# Start of Data to use
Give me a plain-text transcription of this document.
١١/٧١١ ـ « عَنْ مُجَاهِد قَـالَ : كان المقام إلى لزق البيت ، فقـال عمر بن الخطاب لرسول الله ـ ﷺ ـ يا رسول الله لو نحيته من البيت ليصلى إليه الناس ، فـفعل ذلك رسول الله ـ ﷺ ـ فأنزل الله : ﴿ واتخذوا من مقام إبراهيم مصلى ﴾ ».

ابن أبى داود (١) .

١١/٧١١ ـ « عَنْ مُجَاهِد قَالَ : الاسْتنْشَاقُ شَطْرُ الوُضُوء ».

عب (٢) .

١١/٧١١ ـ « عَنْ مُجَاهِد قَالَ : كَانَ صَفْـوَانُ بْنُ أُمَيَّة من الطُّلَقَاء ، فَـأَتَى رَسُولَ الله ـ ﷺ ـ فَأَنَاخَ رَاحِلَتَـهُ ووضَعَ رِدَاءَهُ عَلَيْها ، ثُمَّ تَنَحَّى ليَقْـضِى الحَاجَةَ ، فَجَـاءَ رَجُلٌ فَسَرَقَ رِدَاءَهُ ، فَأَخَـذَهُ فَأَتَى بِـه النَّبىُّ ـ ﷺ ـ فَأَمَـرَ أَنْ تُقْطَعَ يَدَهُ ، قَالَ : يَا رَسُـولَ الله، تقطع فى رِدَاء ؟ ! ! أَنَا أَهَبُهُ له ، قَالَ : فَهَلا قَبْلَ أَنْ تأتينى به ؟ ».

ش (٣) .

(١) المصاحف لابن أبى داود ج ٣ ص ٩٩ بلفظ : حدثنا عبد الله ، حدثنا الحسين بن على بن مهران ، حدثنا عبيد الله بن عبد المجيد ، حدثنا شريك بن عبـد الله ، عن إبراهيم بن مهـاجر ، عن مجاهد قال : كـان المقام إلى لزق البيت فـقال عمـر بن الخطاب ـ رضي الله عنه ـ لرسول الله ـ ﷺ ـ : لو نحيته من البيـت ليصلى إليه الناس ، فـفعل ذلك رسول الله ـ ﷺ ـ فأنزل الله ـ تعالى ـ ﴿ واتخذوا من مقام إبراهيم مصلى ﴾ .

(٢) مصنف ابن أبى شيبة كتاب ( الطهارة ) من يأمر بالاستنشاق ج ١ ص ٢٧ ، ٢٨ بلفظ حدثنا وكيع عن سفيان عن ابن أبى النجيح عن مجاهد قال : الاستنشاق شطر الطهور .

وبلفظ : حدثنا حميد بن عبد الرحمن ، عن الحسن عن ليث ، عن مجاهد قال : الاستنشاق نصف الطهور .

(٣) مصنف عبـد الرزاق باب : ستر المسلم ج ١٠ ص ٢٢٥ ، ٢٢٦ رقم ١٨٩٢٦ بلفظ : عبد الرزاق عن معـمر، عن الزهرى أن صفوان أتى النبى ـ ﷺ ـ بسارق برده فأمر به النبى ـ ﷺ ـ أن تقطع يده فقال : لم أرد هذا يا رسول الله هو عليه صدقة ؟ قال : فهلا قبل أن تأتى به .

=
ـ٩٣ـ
# End of Data to use
Set problem: Output all preceding records character for character.

Solved problem:
Give me a plain-text transcription of this document.
١١/٧١١ ـ « عَنْ مُجَاهِد قَـالَ : كان المقام إلى لزق البيت ، فقـال عمر بن الخطاب لرسول الله ـ ﷺ ـ يا رسول الله لو نحيته من البيت ليصلى إليه الناس ، فـفعل ذلك رسول الله ـ ﷺ ـ فأنزل الله : ﴿ واتخذوا من مقام إبراهيم مصلى ﴾ ».

ابن أبى داود (١) .

١١/٧١١ ـ « عَنْ مُجَاهِد قَالَ : الاسْتنْشَاقُ شَطْرُ الوُضُوء ».

عب (٢) .

١١/٧١١ ـ « عَنْ مُجَاهِد قَالَ : كَانَ صَفْـوَانُ بْنُ أُمَيَّة من الطُّلَقَاء ، فَـأَتَى رَسُولَ الله ـ ﷺ ـ فَأَنَاخَ رَاحِلَتَـهُ ووضَعَ رِدَاءَهُ عَلَيْها ، ثُمَّ تَنَحَّى ليَقْـضِى الحَاجَةَ ، فَجَـاءَ رَجُلٌ فَسَرَقَ رِدَاءَهُ ، فَأَخَـذَهُ فَأَتَى بِـه النَّبىُّ ـ ﷺ ـ فَأَمَـرَ أَنْ تُقْطَعَ يَدَهُ ، قَالَ : يَا رَسُـولَ الله، تقطع فى رِدَاء ؟ ! ! أَنَا أَهَبُهُ له ، قَالَ : فَهَلا قَبْلَ أَنْ تأتينى به ؟ ».

ش (٣) .

(١) المصاحف لابن أبى داود ج ٣ ص ٩٩ بلفظ : حدثنا عبد الله ، حدثنا الحسين بن على بن مهران ، حدثنا عبيد الله بن عبد المجيد ، حدثنا شريك بن عبـد الله ، عن إبراهيم بن مهـاجر ، عن مجاهد قال : كـان المقام إلى لزق البيت فـقال عمـر بن الخطاب ـ رضي الله عنه ـ لرسول الله ـ ﷺ ـ : لو نحيته من البيـت ليصلى إليه الناس ، فـفعل ذلك رسول الله ـ ﷺ ـ فأنزل الله ـ تعالى ـ ﴿ واتخذوا من مقام إبراهيم مصلى ﴾ .

(٢) مصنف ابن أبى شيبة كتاب ( الطهارة ) من يأمر بالاستنشاق ج ١ ص ٢٧ ، ٢٨ بلفظ حدثنا وكيع عن سفيان عن ابن أبى النجيح عن مجاهد قال : الاستنشاق شطر الطهور .

وبلفظ : حدثنا حميد بن عبد الرحمن ، عن الحسن عن ليث ، عن مجاهد قال : الاستنشاق نصف الطهور .

(٣) مصنف عبـد الرزاق باب : ستر المسلم ج ١٠ ص ٢٢٥ ، ٢٢٦ رقم ١٨٩٢٦ بلفظ : عبد الرزاق عن معـمر، عن الزهرى أن صفوان أتى النبى ـ ﷺ ـ بسارق برده فأمر به النبى ـ ﷺ ـ أن تقطع يده فقال : لم أرد هذا يا رسول الله هو عليه صدقة ؟ قال : فهلا قبل أن تأتى به .

=
ـ٩٣ـ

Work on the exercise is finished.